* [EXERCISE BRIEF] Identify each line containing the word "ffffff" and copy it.
** Start of TASK MATERIAL **
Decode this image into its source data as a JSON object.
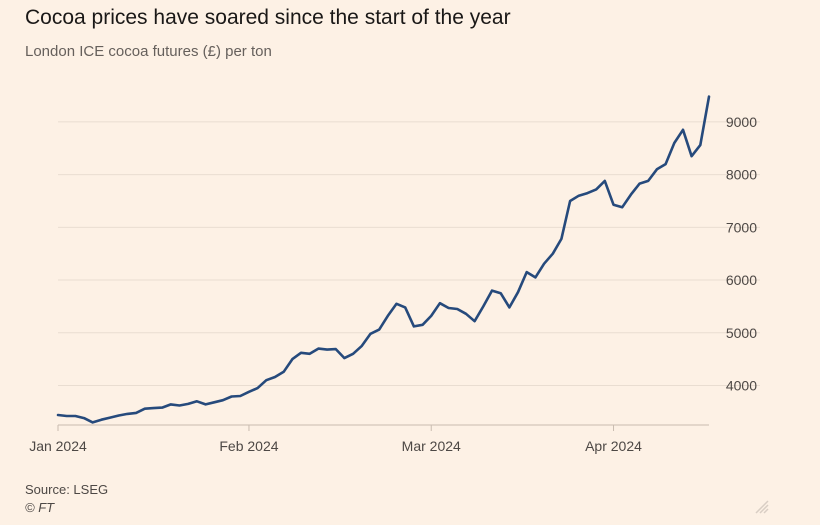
{
  "title": "Cocoa prices have soared since the start of the year",
  "subtitle": "London ICE cocoa futures (£) per ton",
  "source": "Source: LSEG",
  "credit": "© FT",
  "colors": {
    "background": "#fdf1e5",
    "line": "#264a7c",
    "grid": "#e9ddd1",
    "axis": "#c9bcb0",
    "text": "#4d4845"
  },
  "chart_data": {
    "type": "line",
    "title": "Cocoa prices have soared since the start of the year",
    "ylabel": "London ICE cocoa futures (£) per ton",
    "xlabel": "",
    "ylim": [
      3250,
      9700
    ],
    "yticks": [
      4000,
      5000,
      6000,
      7000,
      8000,
      9000
    ],
    "ytick_labels": [
      "4000",
      "5000",
      "6000",
      "7000",
      "8000",
      "9000"
    ],
    "xticks": [
      {
        "label": "Jan 2024",
        "index": 0
      },
      {
        "label": "Feb 2024",
        "index": 22
      },
      {
        "label": "Mar 2024",
        "index": 43
      },
      {
        "label": "Apr 2024",
        "index": 64
      }
    ],
    "grid": true,
    "series": [
      {
        "name": "London ICE cocoa futures",
        "values": [
          3440,
          3420,
          3420,
          3380,
          3300,
          3350,
          3390,
          3430,
          3460,
          3480,
          3560,
          3570,
          3580,
          3640,
          3620,
          3650,
          3700,
          3640,
          3680,
          3720,
          3790,
          3800,
          3880,
          3950,
          4100,
          4160,
          4260,
          4500,
          4620,
          4600,
          4700,
          4680,
          4690,
          4520,
          4600,
          4750,
          4980,
          5060,
          5320,
          5550,
          5480,
          5120,
          5150,
          5320,
          5560,
          5470,
          5450,
          5360,
          5220,
          5500,
          5800,
          5750,
          5480,
          5770,
          6150,
          6050,
          6310,
          6500,
          6780,
          7500,
          7600,
          7650,
          7720,
          7880,
          7430,
          7380,
          7620,
          7830,
          7880,
          8100,
          8200,
          8600,
          8850,
          8350,
          8560,
          9480
        ]
      }
    ]
  }
}
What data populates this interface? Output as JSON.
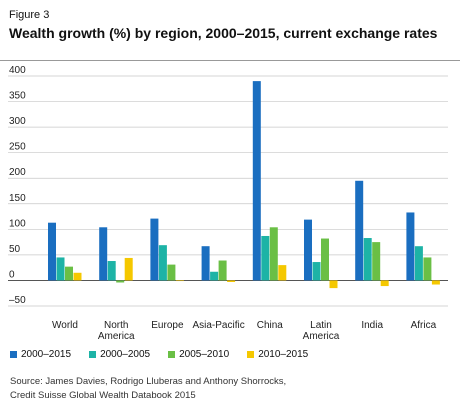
{
  "figure_label": "Figure 3",
  "title": "Wealth growth (%) by region, 2000–2015, current exchange rates",
  "source_lines": [
    "Source: James Davies, Rodrigo Lluberas and Anthony Shorrocks,",
    "Credit Suisse Global Wealth Databook 2015"
  ],
  "chart_data": {
    "type": "bar",
    "categories": [
      "World",
      "North America",
      "Europe",
      "Asia-Pacific",
      "China",
      "Latin America",
      "India",
      "Africa"
    ],
    "category_lines": [
      [
        "World"
      ],
      [
        "North",
        "America"
      ],
      [
        "Europe"
      ],
      [
        "Asia-Pacific"
      ],
      [
        "China"
      ],
      [
        "Latin",
        "America"
      ],
      [
        "India"
      ],
      [
        "Africa"
      ]
    ],
    "series": [
      {
        "name": "2000–2015",
        "color": "#1a6ec0",
        "values": [
          113,
          104,
          121,
          67,
          390,
          119,
          195,
          133
        ]
      },
      {
        "name": "2000–2005",
        "color": "#1db3a6",
        "values": [
          45,
          38,
          69,
          17,
          87,
          36,
          83,
          67
        ]
      },
      {
        "name": "2005–2010",
        "color": "#6abf45",
        "values": [
          27,
          -4,
          31,
          39,
          104,
          82,
          75,
          45
        ]
      },
      {
        "name": "2010–2015",
        "color": "#f5c800",
        "values": [
          15,
          44,
          -1,
          -3,
          30,
          -15,
          -11,
          -8
        ]
      }
    ],
    "y_ticks": [
      400,
      350,
      300,
      250,
      200,
      150,
      100,
      50,
      0,
      -50
    ],
    "y_tick_labels": [
      "400",
      "350",
      "300",
      "250",
      "200",
      "150",
      "100",
      "50",
      "0",
      "–50"
    ],
    "ylim": [
      -50,
      400
    ],
    "grid": true,
    "legend_position": "bottom-left"
  }
}
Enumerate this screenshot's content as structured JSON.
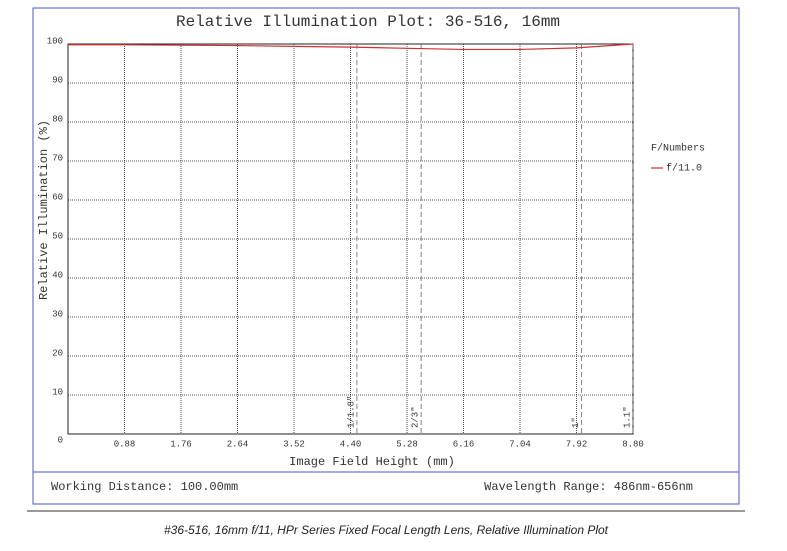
{
  "chart_data": {
    "type": "line",
    "title": "Relative Illumination Plot: 36-516, 16mm",
    "x_label": "Image Field Height (mm)",
    "y_label": "Relative Illumination (%)",
    "x": [
      0,
      0.88,
      1.76,
      2.64,
      3.52,
      4.4,
      5.28,
      6.16,
      7.04,
      7.92,
      8.8
    ],
    "series": [
      {
        "name": "f/11.0",
        "color": "#d03030",
        "values": [
          99.8,
          99.8,
          99.7,
          99.6,
          99.4,
          99.2,
          98.9,
          98.6,
          98.6,
          99.0,
          100
        ]
      }
    ],
    "legend_title": "F/Numbers",
    "xlim": [
      0,
      8.8
    ],
    "xticks": [
      0.88,
      1.76,
      2.64,
      3.52,
      {
        "value": 4.4,
        "label": "4.40"
      },
      5.28,
      6.16,
      7.04,
      7.92,
      {
        "value": 8.8,
        "label": "8.80"
      }
    ],
    "ylim": [
      0,
      100
    ],
    "yticks": [
      0,
      10,
      20,
      30,
      40,
      50,
      60,
      70,
      80,
      90,
      100
    ],
    "grid": true,
    "sensor_markers": [
      {
        "label": "1/1.8\"",
        "x": 4.5
      },
      {
        "label": "2/3\"",
        "x": 5.5
      },
      {
        "label": "1\"",
        "x": 8.0
      },
      {
        "label": "1.1\"",
        "x": 8.8
      }
    ],
    "working_distance": "Working Distance: 100.00mm",
    "wavelength_range": "Wavelength Range: 486nm-656nm"
  },
  "caption": "#36-516, 16mm f/11, HPr Series Fixed Focal Length Lens, Relative Illumination Plot"
}
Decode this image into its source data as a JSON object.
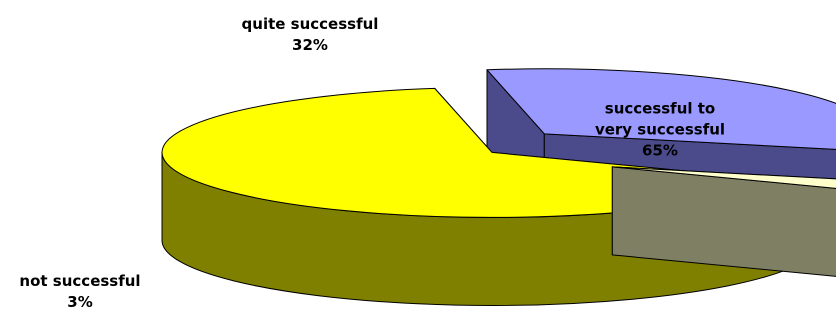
{
  "chart_data": {
    "type": "pie",
    "three_d": true,
    "exploded": true,
    "slices": [
      {
        "label": "successful to very successful",
        "label_lines": [
          "successful to",
          "very successful"
        ],
        "value": 65,
        "value_label": "65%",
        "color": "#FFFF00",
        "side_color": "#808000"
      },
      {
        "label": "quite successful",
        "label_lines": [
          "quite successful"
        ],
        "value": 32,
        "value_label": "32%",
        "color": "#9999FF",
        "side_color": "#4B4B8C"
      },
      {
        "label": "not successful",
        "label_lines": [
          "not successful"
        ],
        "value": 3,
        "value_label": "3%",
        "color": "#FFFFCC",
        "side_color": "#7F7F63"
      }
    ],
    "legend": "none",
    "title": ""
  }
}
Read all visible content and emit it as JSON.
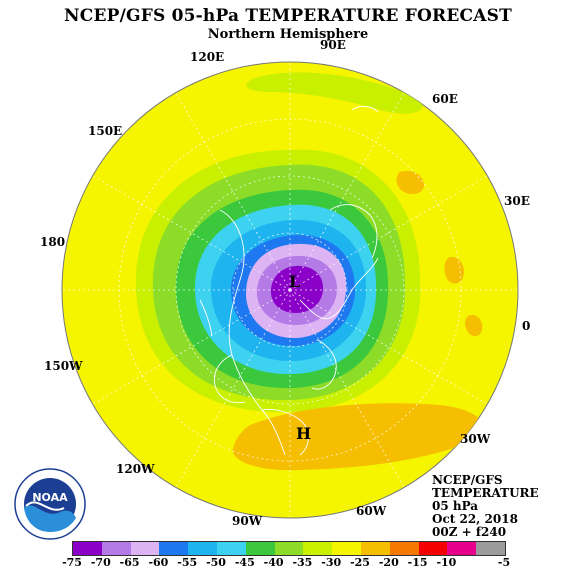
{
  "header": {
    "title": "NCEP/GFS 05-hPa TEMPERATURE FORECAST",
    "subtitle": "Northern Hemisphere"
  },
  "longitude_labels": {
    "e90": "90E",
    "e120": "120E",
    "e60": "60E",
    "e150": "150E",
    "e30": "30E",
    "d180": "180",
    "d0": "0",
    "w150": "150W",
    "w30": "30W",
    "w120": "120W",
    "w60": "60W",
    "w90": "90W"
  },
  "markers": {
    "low": "L",
    "high": "H"
  },
  "info": {
    "model": "NCEP/GFS",
    "variable": "TEMPERATURE",
    "level": "05 hPa",
    "date": "Oct 22, 2018",
    "run": "00Z + f240"
  },
  "logo": {
    "text": "NOAA",
    "ring_text": "NATIONAL OCEANIC AND ATMOSPHERIC ADMINISTRATION · U.S. DEPARTMENT OF COMMERCE"
  },
  "colorbar": {
    "labels": [
      "-75",
      "-70",
      "-65",
      "-60",
      "-55",
      "-50",
      "-45",
      "-40",
      "-35",
      "-30",
      "-25",
      "-20",
      "-15",
      "-10",
      "-5"
    ],
    "colors": [
      "#8a00c8",
      "#b47ae6",
      "#dcb4f4",
      "#1e78f0",
      "#1eb4f0",
      "#3cd2f0",
      "#3cc83c",
      "#8cdc28",
      "#c8f000",
      "#f5f500",
      "#f5be00",
      "#f57800",
      "#f50000",
      "#e6008c",
      "#9b9b9b"
    ]
  },
  "palette": {
    "ocean_bg": "#f5f500",
    "warm_band": "#f5be00",
    "coast": "#ffffff"
  }
}
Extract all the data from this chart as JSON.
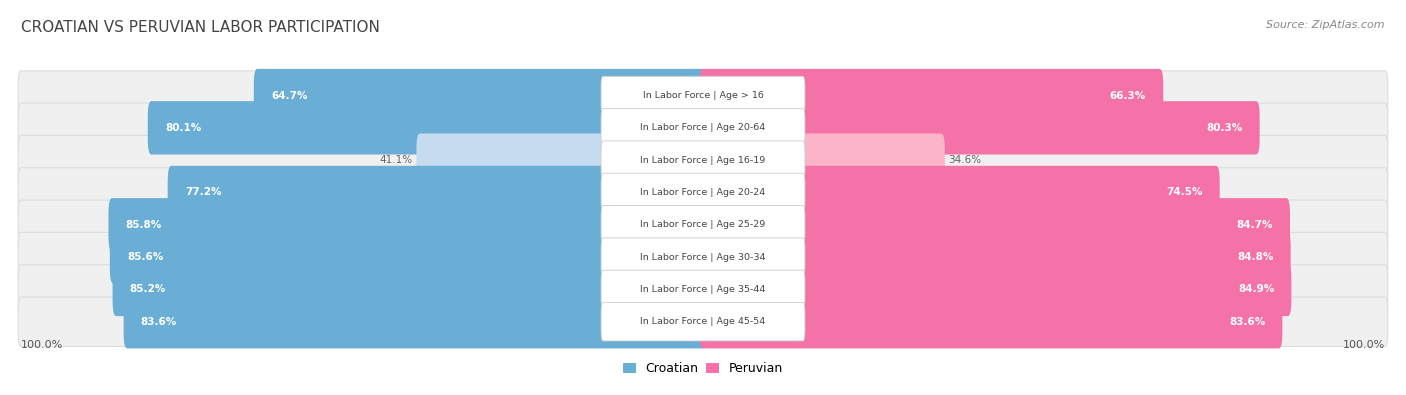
{
  "title": "CROATIAN VS PERUVIAN LABOR PARTICIPATION",
  "source": "Source: ZipAtlas.com",
  "categories": [
    "In Labor Force | Age > 16",
    "In Labor Force | Age 20-64",
    "In Labor Force | Age 16-19",
    "In Labor Force | Age 20-24",
    "In Labor Force | Age 25-29",
    "In Labor Force | Age 30-34",
    "In Labor Force | Age 35-44",
    "In Labor Force | Age 45-54"
  ],
  "croatian_values": [
    64.7,
    80.1,
    41.1,
    77.2,
    85.8,
    85.6,
    85.2,
    83.6
  ],
  "peruvian_values": [
    66.3,
    80.3,
    34.6,
    74.5,
    84.7,
    84.8,
    84.9,
    83.6
  ],
  "croatian_color": "#6aaed6",
  "croatian_color_light": "#c6dbef",
  "peruvian_color": "#f472a8",
  "peruvian_color_light": "#fbb4c8",
  "row_bg_color": "#f0f0f0",
  "row_border_color": "#dddddd",
  "label_bg_color": "#ffffff",
  "max_value": 100.0,
  "legend_croatian": "Croatian",
  "legend_peruvian": "Peruvian",
  "background_color": "#ffffff",
  "title_color": "#444444",
  "source_color": "#888888",
  "value_text_color_inside": "#ffffff",
  "value_text_color_outside": "#666666",
  "label_text_color": "#444444"
}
** End of TASK MATERIAL **
* [RESULT]
    "coast": "#ffffff"
  "label_bg_color": "#ffffff",
  "background_color": "#ffffff",
  "value_text_color_inside": "#ffffff",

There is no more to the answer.